"""

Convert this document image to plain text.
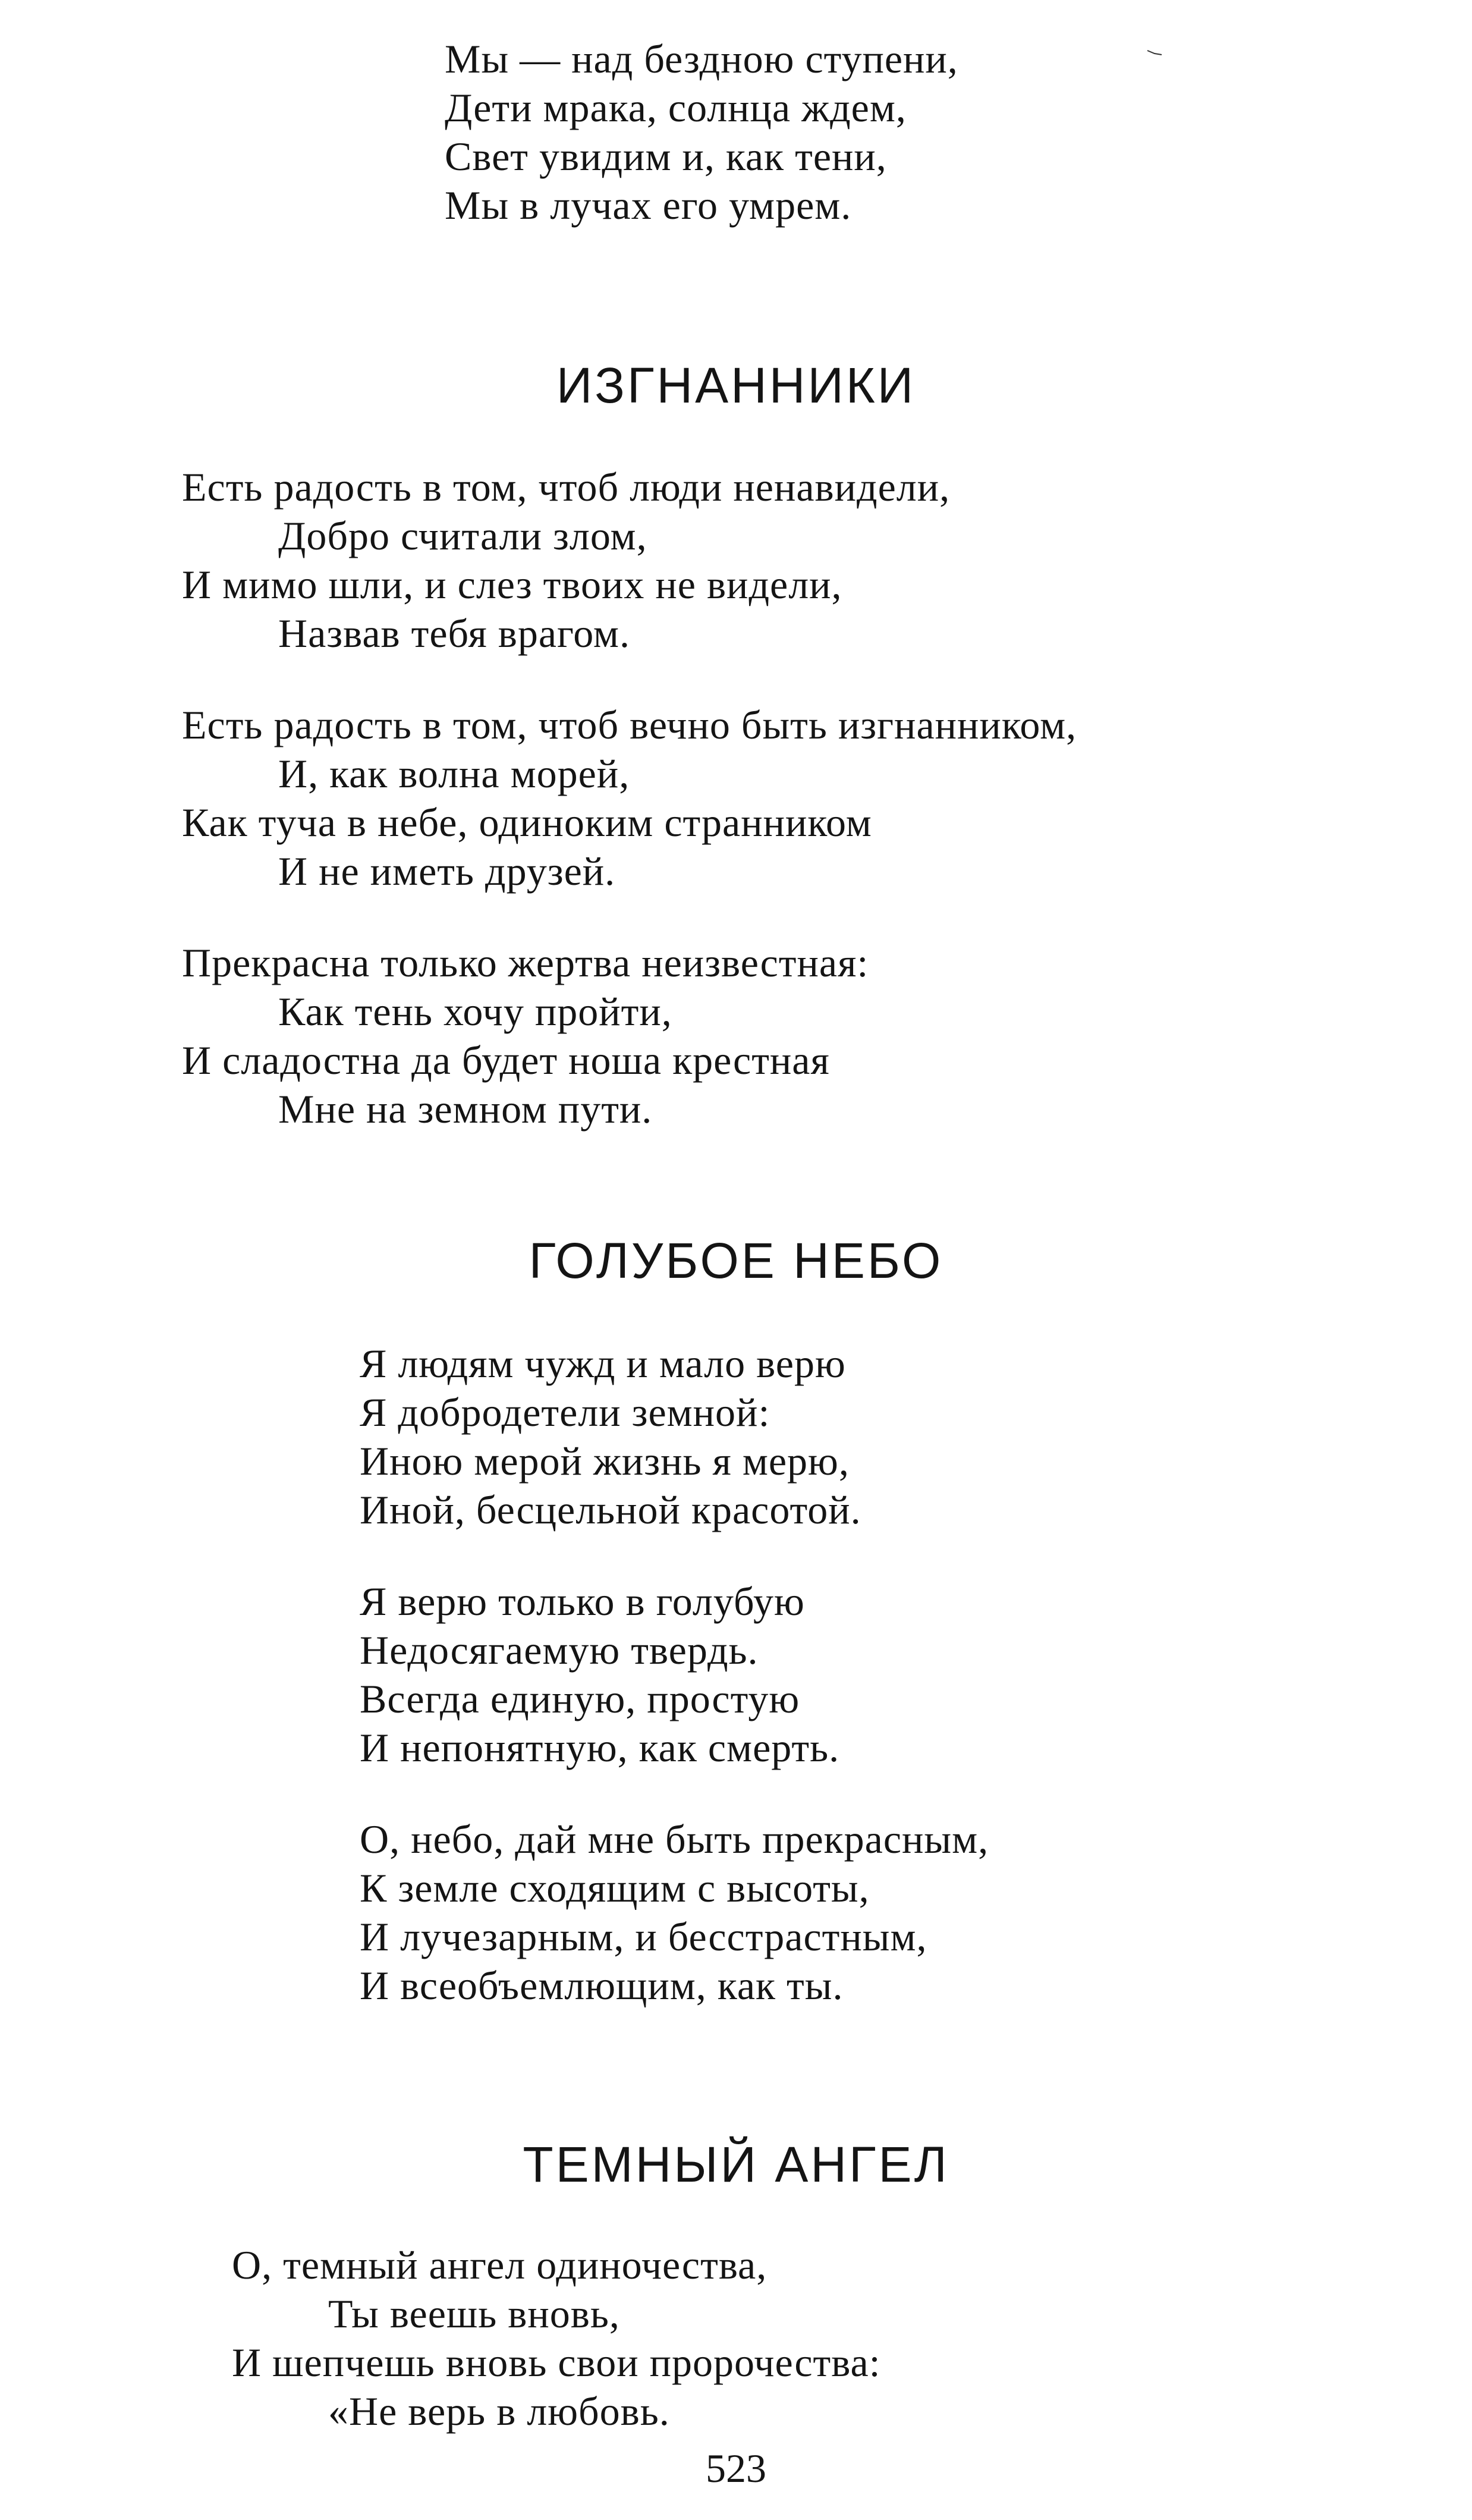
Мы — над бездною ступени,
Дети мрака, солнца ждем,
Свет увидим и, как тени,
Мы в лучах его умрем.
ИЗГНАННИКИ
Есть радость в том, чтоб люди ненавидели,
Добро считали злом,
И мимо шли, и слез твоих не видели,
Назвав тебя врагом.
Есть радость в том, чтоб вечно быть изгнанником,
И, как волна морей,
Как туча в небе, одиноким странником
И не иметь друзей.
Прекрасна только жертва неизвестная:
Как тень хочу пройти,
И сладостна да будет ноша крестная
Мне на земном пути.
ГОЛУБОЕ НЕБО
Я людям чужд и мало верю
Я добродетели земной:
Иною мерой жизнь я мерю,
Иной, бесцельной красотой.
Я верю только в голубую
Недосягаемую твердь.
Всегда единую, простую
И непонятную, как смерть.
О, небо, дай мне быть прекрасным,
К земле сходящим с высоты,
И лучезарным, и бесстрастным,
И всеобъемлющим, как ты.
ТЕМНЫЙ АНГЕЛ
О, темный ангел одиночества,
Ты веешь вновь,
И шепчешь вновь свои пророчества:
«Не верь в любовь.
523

"""
"""

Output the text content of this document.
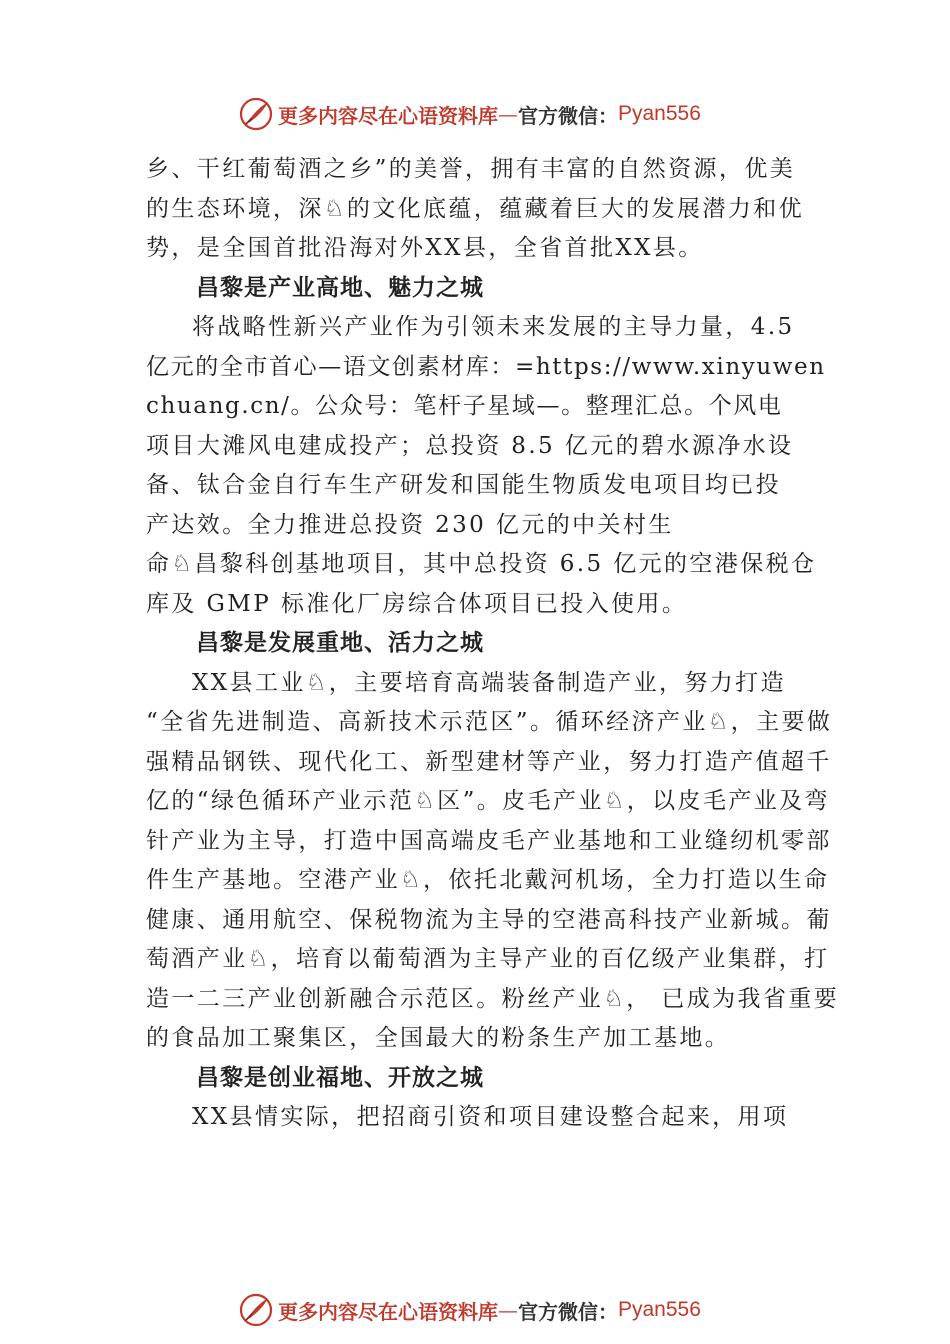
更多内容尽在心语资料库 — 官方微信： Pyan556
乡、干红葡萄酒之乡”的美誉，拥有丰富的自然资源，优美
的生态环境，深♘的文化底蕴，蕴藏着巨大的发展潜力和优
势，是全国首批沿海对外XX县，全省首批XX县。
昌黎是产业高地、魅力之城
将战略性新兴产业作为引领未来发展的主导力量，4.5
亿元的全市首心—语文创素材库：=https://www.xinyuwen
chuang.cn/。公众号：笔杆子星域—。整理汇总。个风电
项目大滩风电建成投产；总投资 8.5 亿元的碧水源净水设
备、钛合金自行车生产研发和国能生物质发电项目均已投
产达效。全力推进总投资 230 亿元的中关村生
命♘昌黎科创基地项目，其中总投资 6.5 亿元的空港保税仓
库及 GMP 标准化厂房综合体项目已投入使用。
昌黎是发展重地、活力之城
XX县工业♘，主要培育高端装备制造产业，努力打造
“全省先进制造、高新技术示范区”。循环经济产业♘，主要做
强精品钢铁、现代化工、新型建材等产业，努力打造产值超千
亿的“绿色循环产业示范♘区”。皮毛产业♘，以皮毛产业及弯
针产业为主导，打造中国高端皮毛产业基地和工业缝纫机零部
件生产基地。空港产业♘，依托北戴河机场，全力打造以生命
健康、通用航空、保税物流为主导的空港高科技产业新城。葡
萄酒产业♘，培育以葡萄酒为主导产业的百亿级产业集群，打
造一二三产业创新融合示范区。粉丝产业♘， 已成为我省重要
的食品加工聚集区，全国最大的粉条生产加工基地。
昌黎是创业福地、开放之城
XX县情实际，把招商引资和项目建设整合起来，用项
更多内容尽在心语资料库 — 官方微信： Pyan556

"""

TASK DIRECTIONS:
Pull out every line in the material above where "this" occurs.

CORRECT RESPONSE:
Convert this document image to plain text.
Output the text content of this document.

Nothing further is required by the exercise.